Source records
··········
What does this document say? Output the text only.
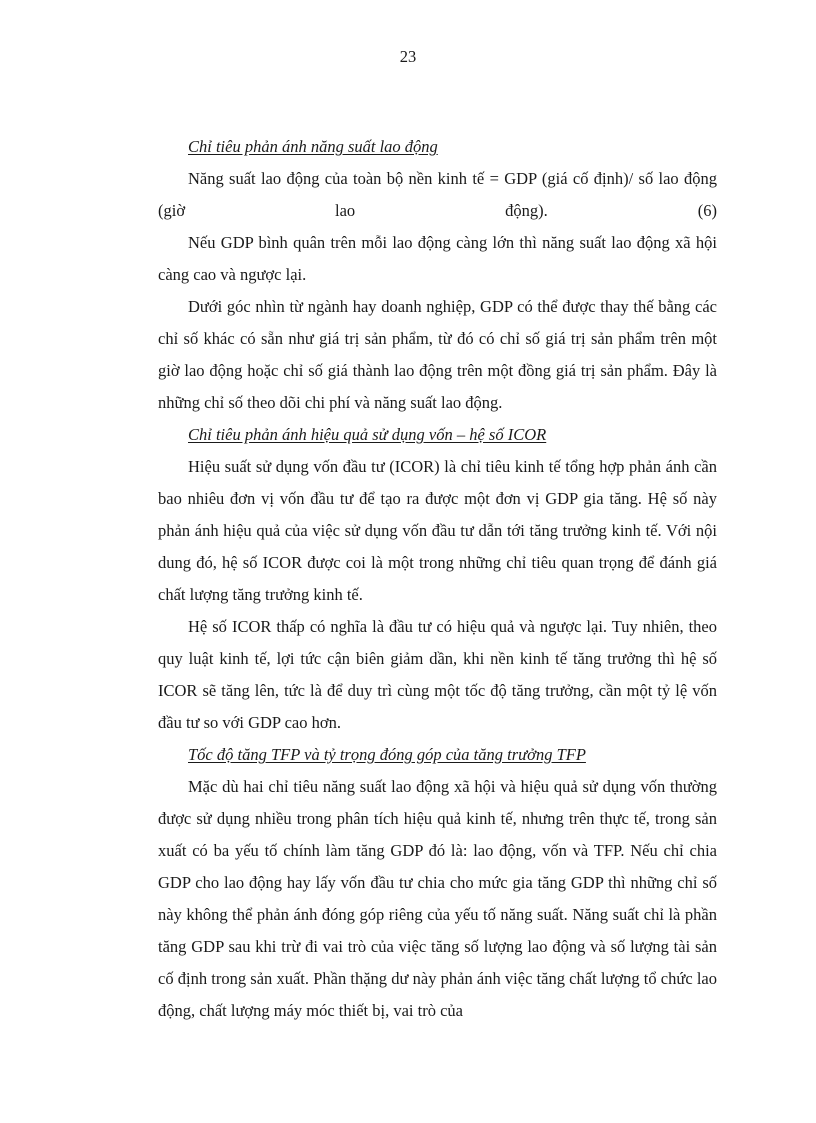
23

Chỉ tiêu phản ánh năng suất lao động

Năng suất lao động của toàn bộ nền kinh tế = GDP (giá cố định)/ số lao động (giờ lao động).	(6)

Nếu GDP bình quân trên mỗi lao động càng lớn thì năng suất lao động xã hội càng cao và ngược lại.

Dưới góc nhìn từ ngành hay doanh nghiệp, GDP có thể được thay thế bằng các chỉ số khác có sẵn như giá trị sản phẩm, từ đó có chỉ số giá trị sản phẩm trên một giờ lao động hoặc chỉ số giá thành lao động trên một đồng giá trị sản phẩm. Đây là những chỉ số theo dõi chi phí và năng suất lao động.

Chỉ tiêu phản ánh hiệu quả sử dụng vốn – hệ số ICOR

Hiệu suất sử dụng vốn đầu tư (ICOR) là chỉ tiêu kinh tế tổng hợp phản ánh cần bao nhiêu đơn vị vốn đầu tư để tạo ra được một đơn vị GDP gia tăng. Hệ số này phản ánh hiệu quả của việc sử dụng vốn đầu tư dẫn tới tăng trưởng kinh tế. Với nội dung đó, hệ số ICOR được coi là một trong những chỉ tiêu quan trọng để đánh giá chất lượng tăng trưởng kinh tế.

Hệ số ICOR thấp có nghĩa là đầu tư có hiệu quả và ngược lại. Tuy nhiên, theo quy luật kinh tế, lợi tức cận biên giảm dần, khi nền kinh tế tăng trưởng thì hệ số ICOR sẽ tăng lên, tức là để duy trì cùng một tốc độ tăng trưởng, cần một tỷ lệ vốn đầu tư so với GDP cao hơn.

Tốc độ tăng TFP và tỷ trọng đóng góp của tăng trưởng TFP

Mặc dù hai chỉ tiêu năng suất lao động xã hội và hiệu quả sử dụng vốn thường được sử dụng nhiều trong phân tích hiệu quả kinh tế, nhưng trên thực tế, trong sản xuất có ba yếu tố chính làm tăng GDP đó là: lao động, vốn và TFP. Nếu chỉ chia GDP cho lao động hay lấy vốn đầu tư chia cho mức gia tăng GDP thì những chỉ số này không thể phản ánh đóng góp riêng của yếu tố năng suất. Năng suất chỉ là phần tăng GDP sau khi trừ đi vai trò của việc tăng số lượng lao động và số lượng tài sản cố định trong sản xuất. Phần thặng dư này phản ánh việc tăng chất lượng tổ chức lao động, chất lượng máy móc thiết bị, vai trò của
··········
■ TASK PROMPT ■
Reproduce the entries exactly. Do not carry over any picture.

■ WORKED ANSWER ■
What does this document say? Output the text only.
23

Chỉ tiêu phản ánh năng suất lao động

Năng suất lao động của toàn bộ nền kinh tế = GDP (giá cố định)/ số lao động (giờ lao động).	(6)

Nếu GDP bình quân trên mỗi lao động càng lớn thì năng suất lao động xã hội càng cao và ngược lại.

Dưới góc nhìn từ ngành hay doanh nghiệp, GDP có thể được thay thế bằng các chỉ số khác có sẵn như giá trị sản phẩm, từ đó có chỉ số giá trị sản phẩm trên một giờ lao động hoặc chỉ số giá thành lao động trên một đồng giá trị sản phẩm. Đây là những chỉ số theo dõi chi phí và năng suất lao động.

Chỉ tiêu phản ánh hiệu quả sử dụng vốn – hệ số ICOR

Hiệu suất sử dụng vốn đầu tư (ICOR) là chỉ tiêu kinh tế tổng hợp phản ánh cần bao nhiêu đơn vị vốn đầu tư để tạo ra được một đơn vị GDP gia tăng. Hệ số này phản ánh hiệu quả của việc sử dụng vốn đầu tư dẫn tới tăng trưởng kinh tế. Với nội dung đó, hệ số ICOR được coi là một trong những chỉ tiêu quan trọng để đánh giá chất lượng tăng trưởng kinh tế.

Hệ số ICOR thấp có nghĩa là đầu tư có hiệu quả và ngược lại. Tuy nhiên, theo quy luật kinh tế, lợi tức cận biên giảm dần, khi nền kinh tế tăng trưởng thì hệ số ICOR sẽ tăng lên, tức là để duy trì cùng một tốc độ tăng trưởng, cần một tỷ lệ vốn đầu tư so với GDP cao hơn.

Tốc độ tăng TFP và tỷ trọng đóng góp của tăng trưởng TFP

Mặc dù hai chỉ tiêu năng suất lao động xã hội và hiệu quả sử dụng vốn thường được sử dụng nhiều trong phân tích hiệu quả kinh tế, nhưng trên thực tế, trong sản xuất có ba yếu tố chính làm tăng GDP đó là: lao động, vốn và TFP. Nếu chỉ chia GDP cho lao động hay lấy vốn đầu tư chia cho mức gia tăng GDP thì những chỉ số này không thể phản ánh đóng góp riêng của yếu tố năng suất. Năng suất chỉ là phần tăng GDP sau khi trừ đi vai trò của việc tăng số lượng lao động và số lượng tài sản cố định trong sản xuất. Phần thặng dư này phản ánh việc tăng chất lượng tổ chức lao động, chất lượng máy móc thiết bị, vai trò của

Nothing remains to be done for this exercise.